◆ What you need to do:
Copy out each line that has "fast" in it.

** start Given entries **

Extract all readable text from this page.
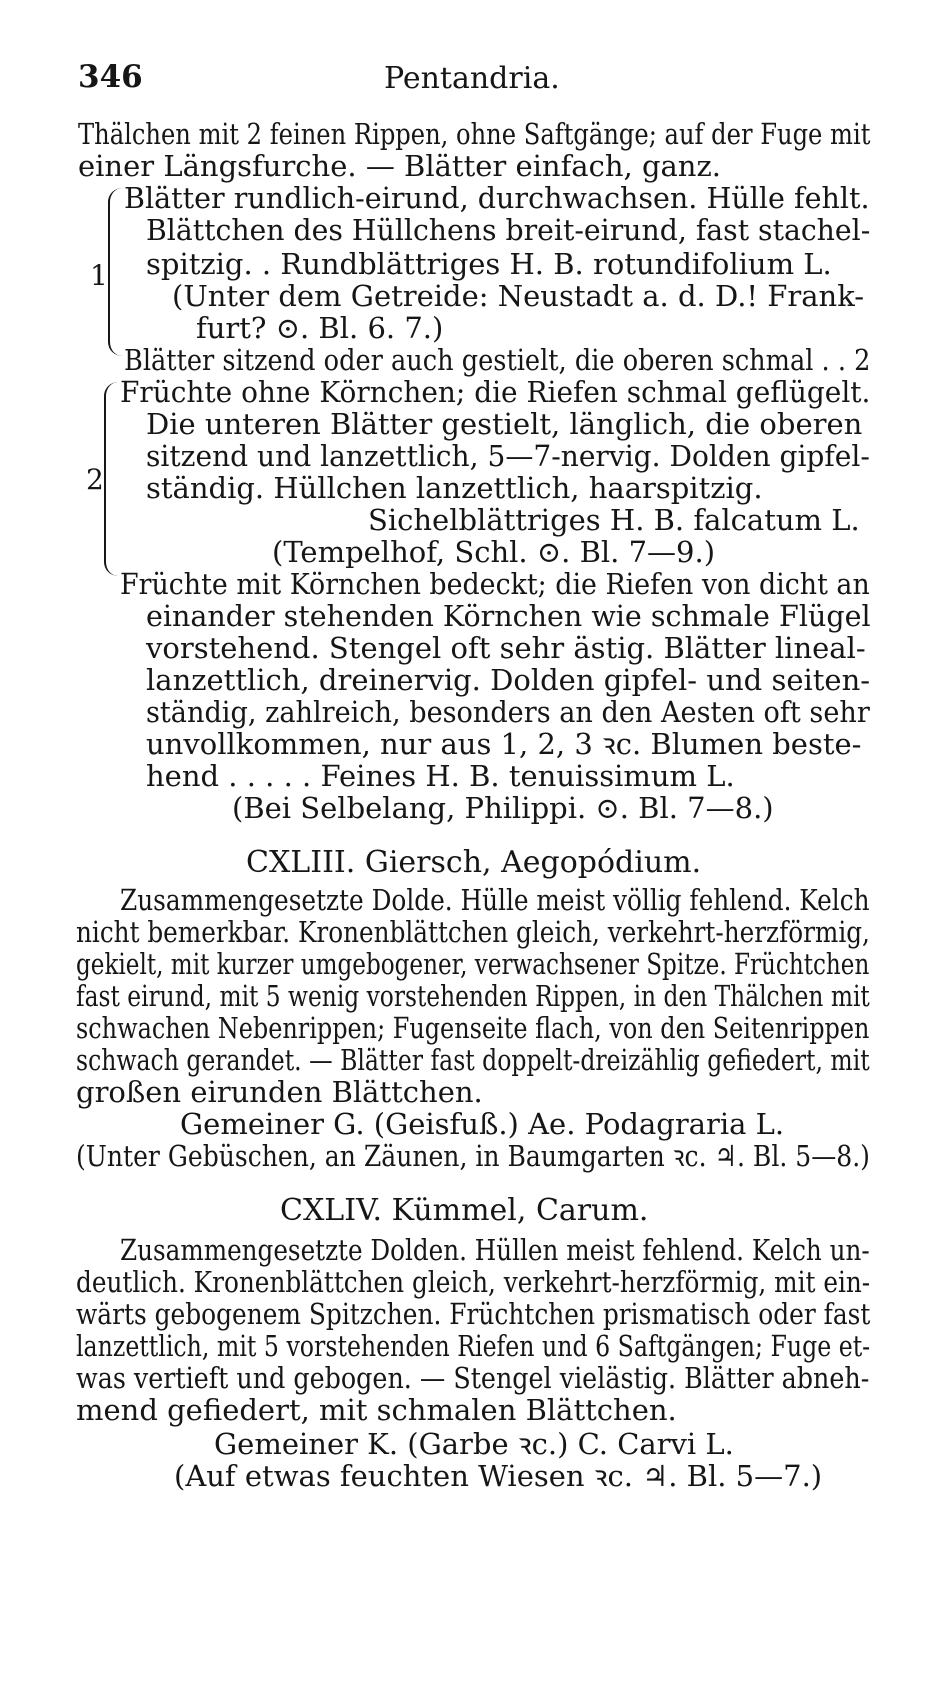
346	Pentandria.
Thälchen mit 2 feinen Rippen, ohne Saftgänge; auf der Fuge mit
einer Längsfurche. — Blätter einfach, ganz.
1
Blätter rundlich-eirund, durchwachsen. Hülle fehlt.
Blättchen des Hüllchens breit-eirund, fast stachel-
spitzig. . Rundblättriges H. B. rotundifolium L.
(Unter dem Getreide: Neustadt a. d. D.! Frank-
furt? ⊙. Bl. 6. 7.)
Blätter sitzend oder auch gestielt, die oberen schmal . . 2
2
Früchte ohne Körnchen; die Riefen schmal geflügelt.
Die unteren Blätter gestielt, länglich, die oberen
sitzend und lanzettlich, 5—7-nervig. Dolden gipfel-
ständig. Hüllchen lanzettlich, haarspitzig.
Sichelblättriges H. B. falcatum L.
(Tempelhof, Schl. ⊙. Bl. 7—9.)
Früchte mit Körnchen bedeckt; die Riefen von dicht an
einander stehenden Körnchen wie schmale Flügel
vorstehend. Stengel oft sehr ästig. Blätter lineal-
lanzettlich, dreinervig. Dolden gipfel- und seiten-
ständig, zahlreich, besonders an den Aesten oft sehr
unvollkommen, nur aus 1, 2, 3 ꝛc. Blumen beste-
hend . . . . . Feines H. B. tenuissimum L.
(Bei Selbelang, Philippi. ⊙. Bl. 7—8.)
CXLIII. Giersch, Aegopódium.
Zusammengesetzte Dolde. Hülle meist völlig fehlend. Kelch
nicht bemerkbar. Kronenblättchen gleich, verkehrt-herzförmig,
gekielt, mit kurzer umgebogener, verwachsener Spitze. Früchtchen
fast eirund, mit 5 wenig vorstehenden Rippen, in den Thälchen mit
schwachen Nebenrippen; Fugenseite flach, von den Seitenrippen
schwach gerandet. — Blätter fast doppelt-dreizählig gefiedert, mit
großen eirunden Blättchen.
Gemeiner G. (Geisfuß.) Ae. Podagraria L.
(Unter Gebüschen, an Zäunen, in Baumgarten ꝛc. ♃. Bl. 5—8.)
CXLIV. Kümmel, Carum.
Zusammengesetzte Dolden. Hüllen meist fehlend. Kelch un-
deutlich. Kronenblättchen gleich, verkehrt-herzförmig, mit ein-
wärts gebogenem Spitzchen. Früchtchen prismatisch oder fast
lanzettlich, mit 5 vorstehenden Riefen und 6 Saftgängen; Fuge et-
was vertieft und gebogen. — Stengel vielästig. Blätter abneh-
mend gefiedert, mit schmalen Blättchen.
Gemeiner K. (Garbe ꝛc.) C. Carvi L.
(Auf etwas feuchten Wiesen ꝛc. ♃. Bl. 5—7.)
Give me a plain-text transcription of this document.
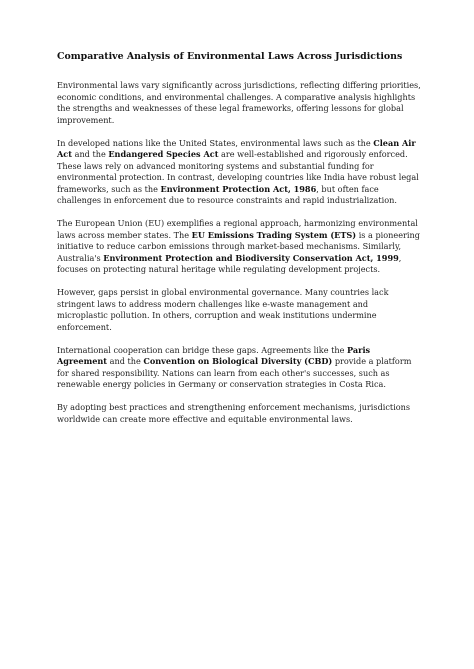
Comparative Analysis of Environmental Laws Across Jurisdictions

Environmental laws vary significantly across jurisdictions, reflecting differing priorities, economic conditions, and environmental challenges. A comparative analysis highlights the strengths and weaknesses of these legal frameworks, offering lessons for global improvement.

In developed nations like the United States, environmental laws such as the Clean Air Act and the Endangered Species Act are well-established and rigorously enforced. These laws rely on advanced monitoring systems and substantial funding for environmental protection. In contrast, developing countries like India have robust legal frameworks, such as the Environment Protection Act, 1986, but often face challenges in enforcement due to resource constraints and rapid industrialization.

The European Union (EU) exemplifies a regional approach, harmonizing environmental laws across member states. The EU Emissions Trading System (ETS) is a pioneering initiative to reduce carbon emissions through market-based mechanisms. Similarly, Australia's Environment Protection and Biodiversity Conservation Act, 1999, focuses on protecting natural heritage while regulating development projects.

However, gaps persist in global environmental governance. Many countries lack stringent laws to address modern challenges like e-waste management and microplastic pollution. In others, corruption and weak institutions undermine enforcement.

International cooperation can bridge these gaps. Agreements like the Paris Agreement and the Convention on Biological Diversity (CBD) provide a platform for shared responsibility. Nations can learn from each other's successes, such as renewable energy policies in Germany or conservation strategies in Costa Rica.

By adopting best practices and strengthening enforcement mechanisms, jurisdictions worldwide can create more effective and equitable environmental laws.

** end Given entries **

◆ Answer for this exercise:
Blättchen des Hüllchens breit-eirund, fast stachel-
fast eirund, mit 5 wenig vorstehenden Rippen, in den Thälchen mit
schwach gerandet. — Blätter fast doppelt-dreizählig gefiedert, mit
wärts gebogenem Spitzchen. Früchtchen prismatisch oder fast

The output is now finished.